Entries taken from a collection
━━━━━━━━━━━━━━━━━━━━━━━━━━━━━━

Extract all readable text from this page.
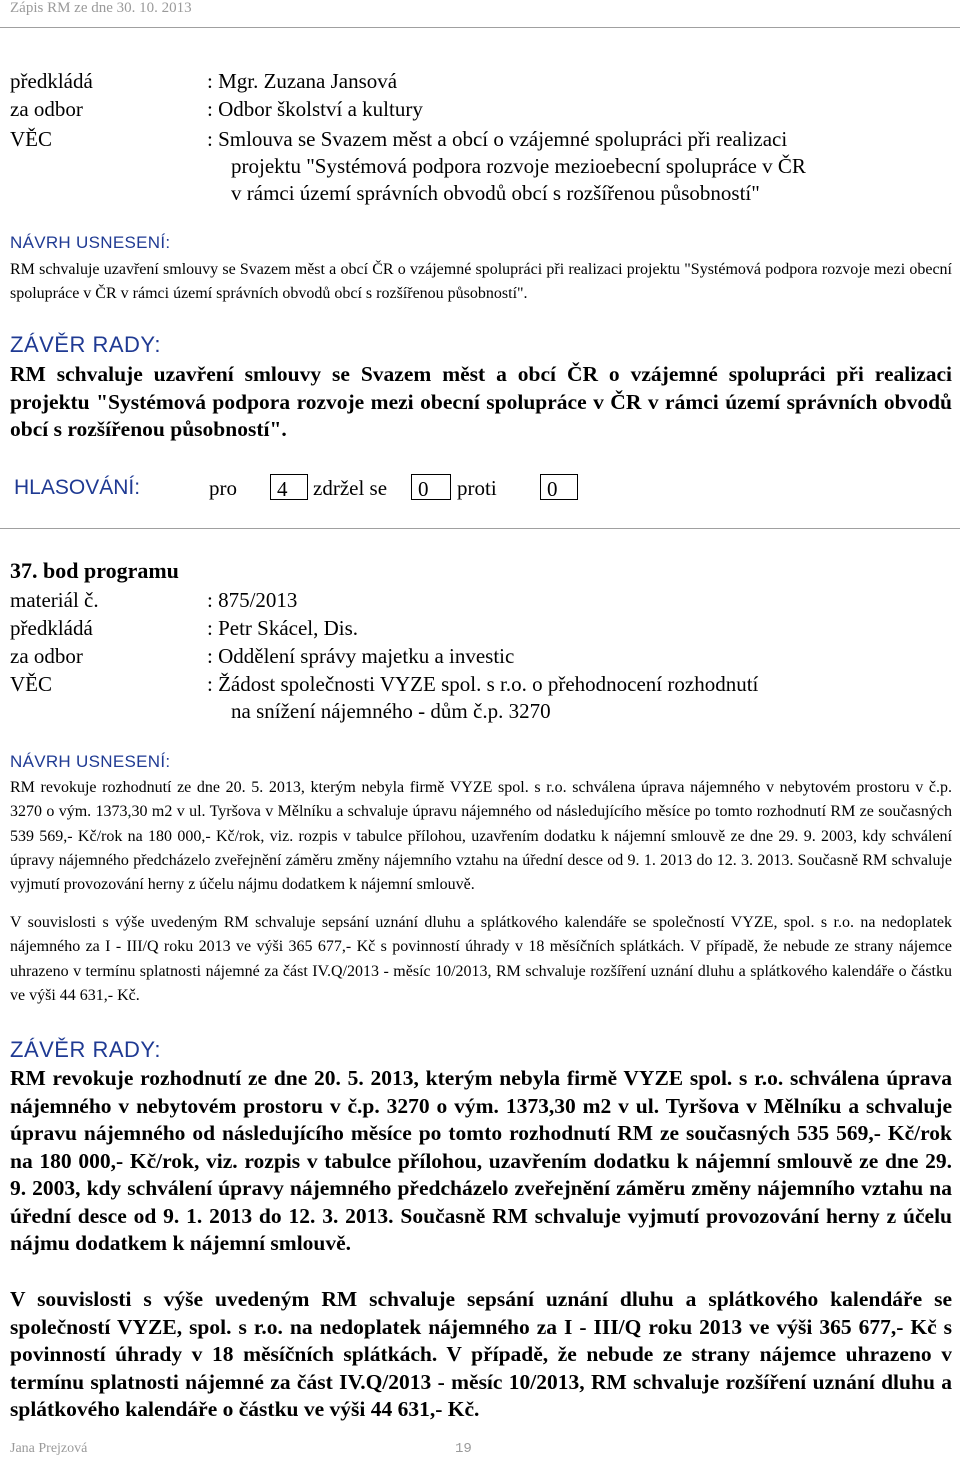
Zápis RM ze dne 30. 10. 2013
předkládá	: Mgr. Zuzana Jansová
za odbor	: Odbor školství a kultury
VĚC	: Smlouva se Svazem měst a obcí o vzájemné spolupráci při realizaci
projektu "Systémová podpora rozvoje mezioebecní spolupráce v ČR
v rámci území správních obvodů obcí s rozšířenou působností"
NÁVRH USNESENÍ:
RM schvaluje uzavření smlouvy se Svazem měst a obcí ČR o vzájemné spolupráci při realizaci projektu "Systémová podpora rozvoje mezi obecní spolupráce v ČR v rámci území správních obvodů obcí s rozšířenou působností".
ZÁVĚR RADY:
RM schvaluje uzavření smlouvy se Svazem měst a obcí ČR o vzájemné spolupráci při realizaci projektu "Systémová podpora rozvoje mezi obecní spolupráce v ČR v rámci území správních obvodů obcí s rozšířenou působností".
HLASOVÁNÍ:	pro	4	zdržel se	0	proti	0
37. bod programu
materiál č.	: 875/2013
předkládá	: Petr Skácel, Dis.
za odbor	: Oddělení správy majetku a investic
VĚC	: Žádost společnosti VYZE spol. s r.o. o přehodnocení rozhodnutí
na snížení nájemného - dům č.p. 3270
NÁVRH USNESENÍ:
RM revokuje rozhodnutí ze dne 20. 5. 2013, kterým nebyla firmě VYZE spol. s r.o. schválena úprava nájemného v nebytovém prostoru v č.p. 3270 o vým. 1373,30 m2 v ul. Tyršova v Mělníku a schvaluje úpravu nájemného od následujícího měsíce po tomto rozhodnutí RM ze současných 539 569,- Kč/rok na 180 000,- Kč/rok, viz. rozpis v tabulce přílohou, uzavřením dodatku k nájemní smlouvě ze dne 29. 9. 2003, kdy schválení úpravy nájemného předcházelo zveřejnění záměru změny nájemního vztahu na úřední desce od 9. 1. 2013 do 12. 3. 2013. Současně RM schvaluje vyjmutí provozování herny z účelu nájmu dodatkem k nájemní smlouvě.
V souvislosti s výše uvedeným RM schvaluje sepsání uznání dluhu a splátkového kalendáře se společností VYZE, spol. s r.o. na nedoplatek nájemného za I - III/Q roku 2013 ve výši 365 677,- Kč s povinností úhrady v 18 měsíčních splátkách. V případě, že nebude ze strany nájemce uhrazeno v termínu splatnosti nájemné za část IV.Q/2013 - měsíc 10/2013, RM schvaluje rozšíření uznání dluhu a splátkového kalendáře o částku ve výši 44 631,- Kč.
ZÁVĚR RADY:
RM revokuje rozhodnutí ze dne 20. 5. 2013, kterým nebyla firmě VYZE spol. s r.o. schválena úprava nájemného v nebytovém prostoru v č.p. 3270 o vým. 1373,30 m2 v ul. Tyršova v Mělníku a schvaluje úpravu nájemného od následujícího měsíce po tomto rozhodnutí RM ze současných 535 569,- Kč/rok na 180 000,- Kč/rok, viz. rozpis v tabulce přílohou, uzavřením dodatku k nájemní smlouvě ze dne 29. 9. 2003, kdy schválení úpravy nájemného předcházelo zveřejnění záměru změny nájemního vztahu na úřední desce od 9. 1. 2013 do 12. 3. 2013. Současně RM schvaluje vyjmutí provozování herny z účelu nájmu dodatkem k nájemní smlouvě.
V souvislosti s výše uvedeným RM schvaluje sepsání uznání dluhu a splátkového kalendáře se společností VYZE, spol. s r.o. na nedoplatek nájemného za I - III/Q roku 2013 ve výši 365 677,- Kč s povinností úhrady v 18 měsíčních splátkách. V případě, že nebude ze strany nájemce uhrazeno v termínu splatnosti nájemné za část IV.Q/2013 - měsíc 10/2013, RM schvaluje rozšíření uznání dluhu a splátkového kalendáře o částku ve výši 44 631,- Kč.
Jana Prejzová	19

━━━━━━━━━━━━━━━━━━━━━━━━━━━━━━

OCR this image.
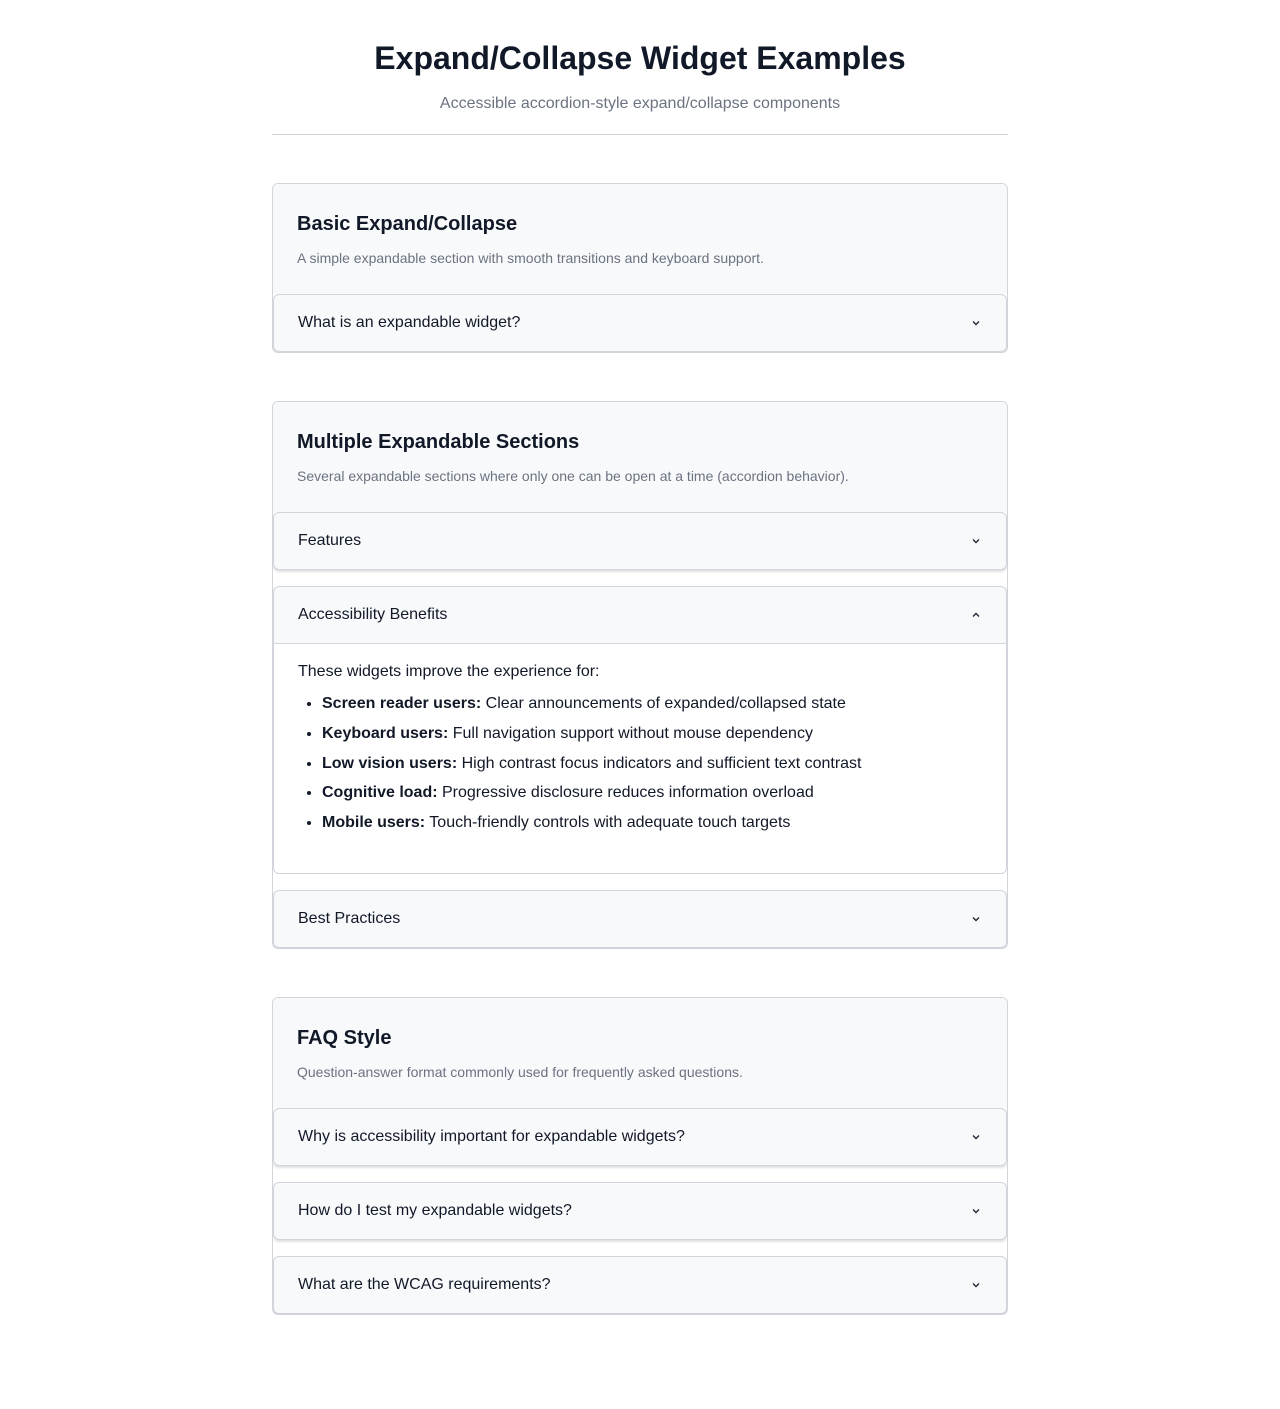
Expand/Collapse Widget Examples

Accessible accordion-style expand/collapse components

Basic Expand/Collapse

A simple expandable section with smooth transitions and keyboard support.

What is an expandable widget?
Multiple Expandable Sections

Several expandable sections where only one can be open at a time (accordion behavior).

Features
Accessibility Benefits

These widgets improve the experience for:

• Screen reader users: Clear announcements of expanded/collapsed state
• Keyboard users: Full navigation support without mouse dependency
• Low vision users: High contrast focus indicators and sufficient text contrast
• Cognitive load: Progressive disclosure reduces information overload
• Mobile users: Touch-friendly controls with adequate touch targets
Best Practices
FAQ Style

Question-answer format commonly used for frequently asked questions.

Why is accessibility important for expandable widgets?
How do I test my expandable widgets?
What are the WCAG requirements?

━━━━━━━━━━━━━━━━━━━━━━━━━━━━━━

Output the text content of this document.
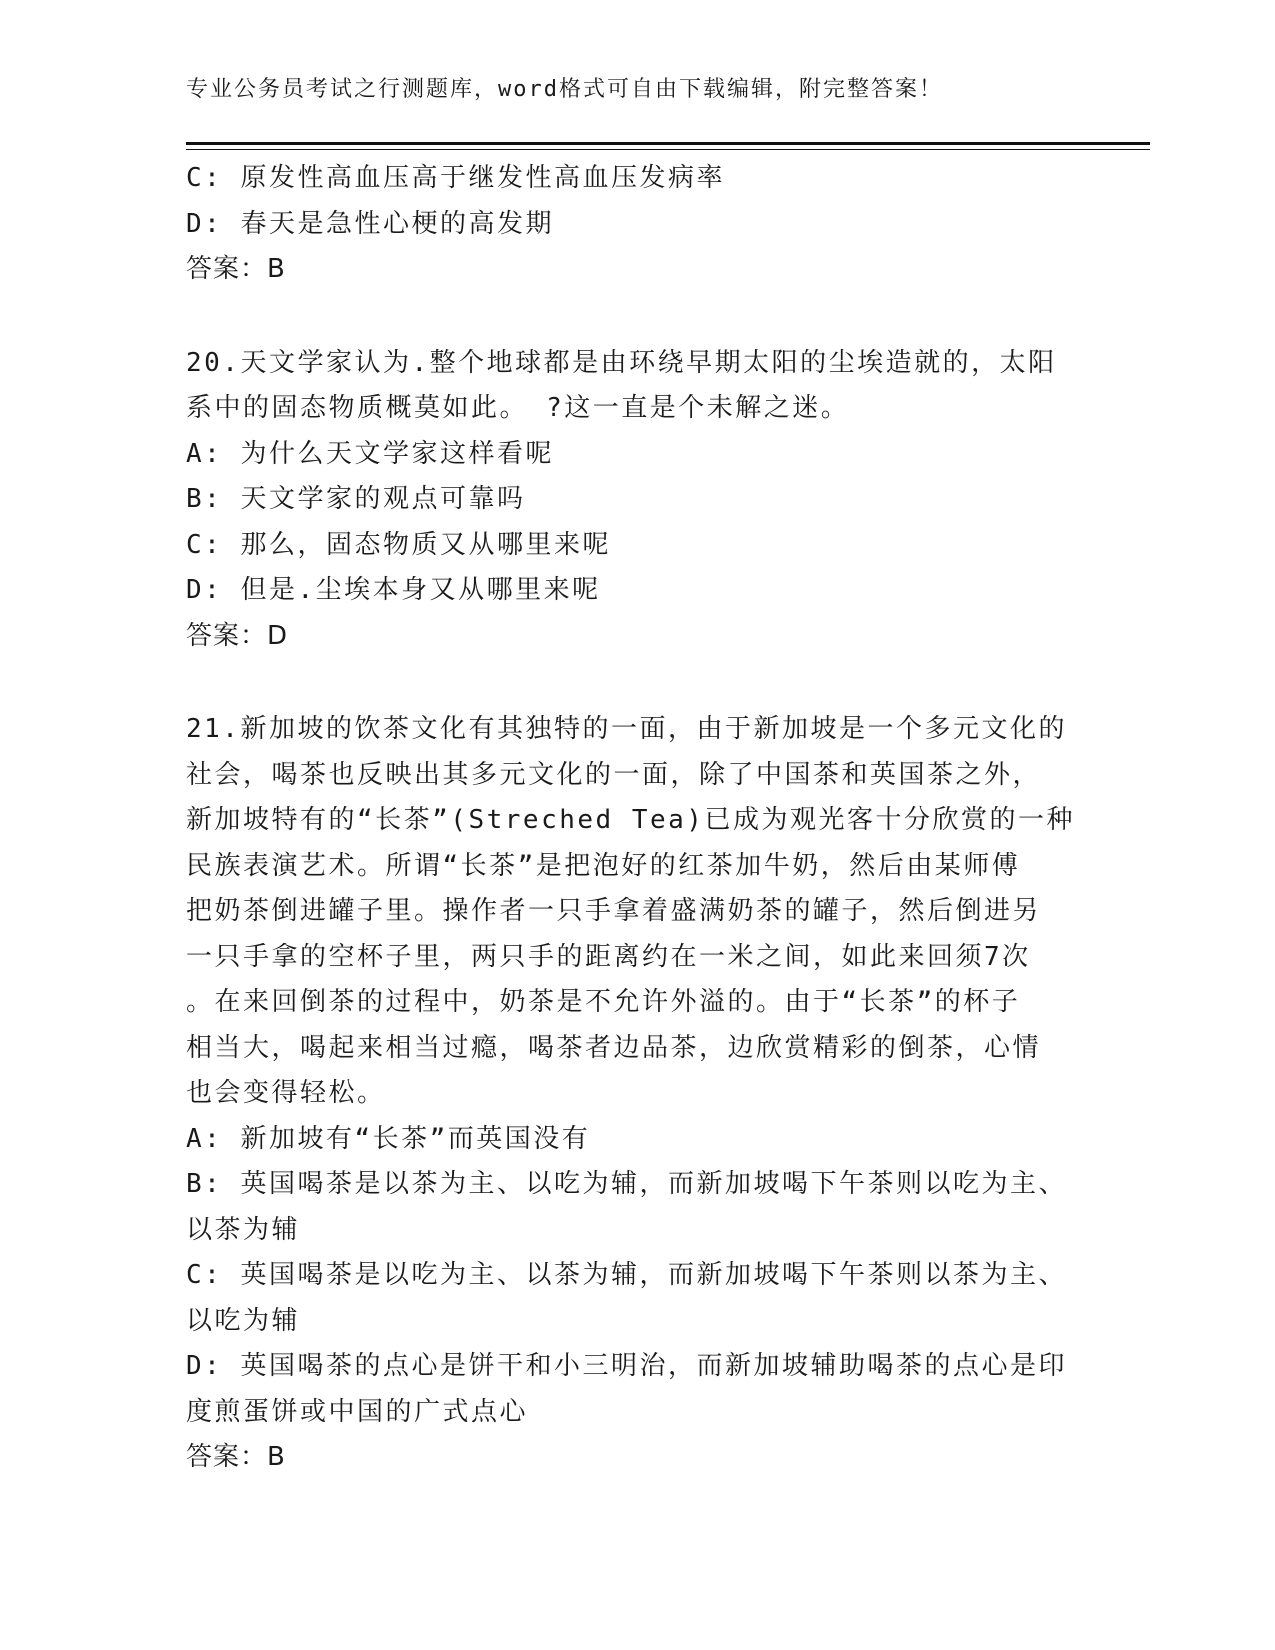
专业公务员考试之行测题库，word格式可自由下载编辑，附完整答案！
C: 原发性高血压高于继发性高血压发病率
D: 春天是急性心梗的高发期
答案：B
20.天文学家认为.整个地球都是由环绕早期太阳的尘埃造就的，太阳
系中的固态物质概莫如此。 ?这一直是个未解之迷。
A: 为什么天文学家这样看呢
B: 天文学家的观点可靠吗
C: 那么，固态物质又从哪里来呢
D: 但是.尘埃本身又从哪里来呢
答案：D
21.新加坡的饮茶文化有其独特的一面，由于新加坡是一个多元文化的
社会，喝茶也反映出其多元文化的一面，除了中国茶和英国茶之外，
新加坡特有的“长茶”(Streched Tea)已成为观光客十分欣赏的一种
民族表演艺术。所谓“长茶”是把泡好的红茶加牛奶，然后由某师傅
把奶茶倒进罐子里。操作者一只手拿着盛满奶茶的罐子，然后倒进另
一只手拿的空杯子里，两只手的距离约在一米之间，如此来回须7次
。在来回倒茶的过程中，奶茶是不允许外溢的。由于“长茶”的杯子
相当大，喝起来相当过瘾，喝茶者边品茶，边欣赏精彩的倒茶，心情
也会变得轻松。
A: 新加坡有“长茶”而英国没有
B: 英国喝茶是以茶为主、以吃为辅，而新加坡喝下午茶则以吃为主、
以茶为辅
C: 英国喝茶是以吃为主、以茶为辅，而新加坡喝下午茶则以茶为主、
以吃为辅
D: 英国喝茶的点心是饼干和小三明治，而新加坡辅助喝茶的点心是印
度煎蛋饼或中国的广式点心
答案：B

━━━━━━━━━━━━━━━━━━━━━━━━━━━━━━

● **The exercise**: Review the preceding data and report every line that includes the string "předkládá".

● **Solution for this problem**:
předkládá	: Mgr. Zuzana Jansová
předkládá	: Petr Skácel, Dis.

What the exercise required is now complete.